Data excerpts
━━━━━━━━━━━━━━━━━━━━
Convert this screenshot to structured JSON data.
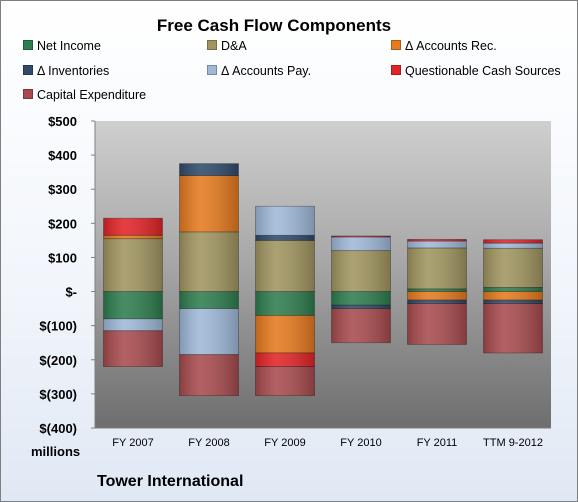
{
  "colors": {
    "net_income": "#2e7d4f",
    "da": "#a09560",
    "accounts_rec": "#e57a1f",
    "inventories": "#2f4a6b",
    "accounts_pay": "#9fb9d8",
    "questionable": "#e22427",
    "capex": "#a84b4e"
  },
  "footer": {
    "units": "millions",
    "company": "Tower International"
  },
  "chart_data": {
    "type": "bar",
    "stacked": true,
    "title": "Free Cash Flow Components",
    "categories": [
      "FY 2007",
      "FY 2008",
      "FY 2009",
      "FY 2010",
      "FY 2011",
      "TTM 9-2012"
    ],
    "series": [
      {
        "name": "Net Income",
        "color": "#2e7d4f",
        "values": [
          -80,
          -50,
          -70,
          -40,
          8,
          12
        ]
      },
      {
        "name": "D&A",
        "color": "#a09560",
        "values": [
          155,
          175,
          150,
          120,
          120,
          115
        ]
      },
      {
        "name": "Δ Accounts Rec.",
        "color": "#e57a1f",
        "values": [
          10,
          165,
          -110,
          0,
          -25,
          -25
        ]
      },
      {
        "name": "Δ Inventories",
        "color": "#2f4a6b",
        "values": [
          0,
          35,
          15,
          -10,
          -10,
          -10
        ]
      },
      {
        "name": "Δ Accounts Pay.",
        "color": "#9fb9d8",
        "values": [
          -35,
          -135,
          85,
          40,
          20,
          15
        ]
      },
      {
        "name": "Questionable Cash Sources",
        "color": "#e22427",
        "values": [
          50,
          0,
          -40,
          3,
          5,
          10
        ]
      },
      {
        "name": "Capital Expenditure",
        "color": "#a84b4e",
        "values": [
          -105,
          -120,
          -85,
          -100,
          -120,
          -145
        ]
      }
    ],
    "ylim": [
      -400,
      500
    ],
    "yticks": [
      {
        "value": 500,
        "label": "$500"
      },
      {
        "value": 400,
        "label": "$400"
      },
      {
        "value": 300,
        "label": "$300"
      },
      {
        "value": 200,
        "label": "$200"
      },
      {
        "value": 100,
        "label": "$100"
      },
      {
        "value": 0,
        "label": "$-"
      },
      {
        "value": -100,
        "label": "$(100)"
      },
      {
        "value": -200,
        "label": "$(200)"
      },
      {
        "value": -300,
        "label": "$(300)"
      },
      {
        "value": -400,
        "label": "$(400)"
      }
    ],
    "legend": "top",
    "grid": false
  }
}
━━━━━━━━━━━━━━━━━━━━
Job
Your copy of the data should match it exactly, except that pictures are left out.

Full solution
Convert this screenshot to structured JSON data.
{
  "colors": {
    "net_income": "#2e7d4f",
    "da": "#a09560",
    "accounts_rec": "#e57a1f",
    "inventories": "#2f4a6b",
    "accounts_pay": "#9fb9d8",
    "questionable": "#e22427",
    "capex": "#a84b4e"
  },
  "footer": {
    "units": "millions",
    "company": "Tower International"
  },
  "chart_data": {
    "type": "bar",
    "stacked": true,
    "title": "Free Cash Flow Components",
    "categories": [
      "FY 2007",
      "FY 2008",
      "FY 2009",
      "FY 2010",
      "FY 2011",
      "TTM 9-2012"
    ],
    "series": [
      {
        "name": "Net Income",
        "color": "#2e7d4f",
        "values": [
          -80,
          -50,
          -70,
          -40,
          8,
          12
        ]
      },
      {
        "name": "D&A",
        "color": "#a09560",
        "values": [
          155,
          175,
          150,
          120,
          120,
          115
        ]
      },
      {
        "name": "Δ Accounts Rec.",
        "color": "#e57a1f",
        "values": [
          10,
          165,
          -110,
          0,
          -25,
          -25
        ]
      },
      {
        "name": "Δ Inventories",
        "color": "#2f4a6b",
        "values": [
          0,
          35,
          15,
          -10,
          -10,
          -10
        ]
      },
      {
        "name": "Δ Accounts Pay.",
        "color": "#9fb9d8",
        "values": [
          -35,
          -135,
          85,
          40,
          20,
          15
        ]
      },
      {
        "name": "Questionable Cash Sources",
        "color": "#e22427",
        "values": [
          50,
          0,
          -40,
          3,
          5,
          10
        ]
      },
      {
        "name": "Capital Expenditure",
        "color": "#a84b4e",
        "values": [
          -105,
          -120,
          -85,
          -100,
          -120,
          -145
        ]
      }
    ],
    "ylim": [
      -400,
      500
    ],
    "yticks": [
      {
        "value": 500,
        "label": "$500"
      },
      {
        "value": 400,
        "label": "$400"
      },
      {
        "value": 300,
        "label": "$300"
      },
      {
        "value": 200,
        "label": "$200"
      },
      {
        "value": 100,
        "label": "$100"
      },
      {
        "value": 0,
        "label": "$-"
      },
      {
        "value": -100,
        "label": "$(100)"
      },
      {
        "value": -200,
        "label": "$(200)"
      },
      {
        "value": -300,
        "label": "$(300)"
      },
      {
        "value": -400,
        "label": "$(400)"
      }
    ],
    "legend": "top",
    "grid": false
  }
}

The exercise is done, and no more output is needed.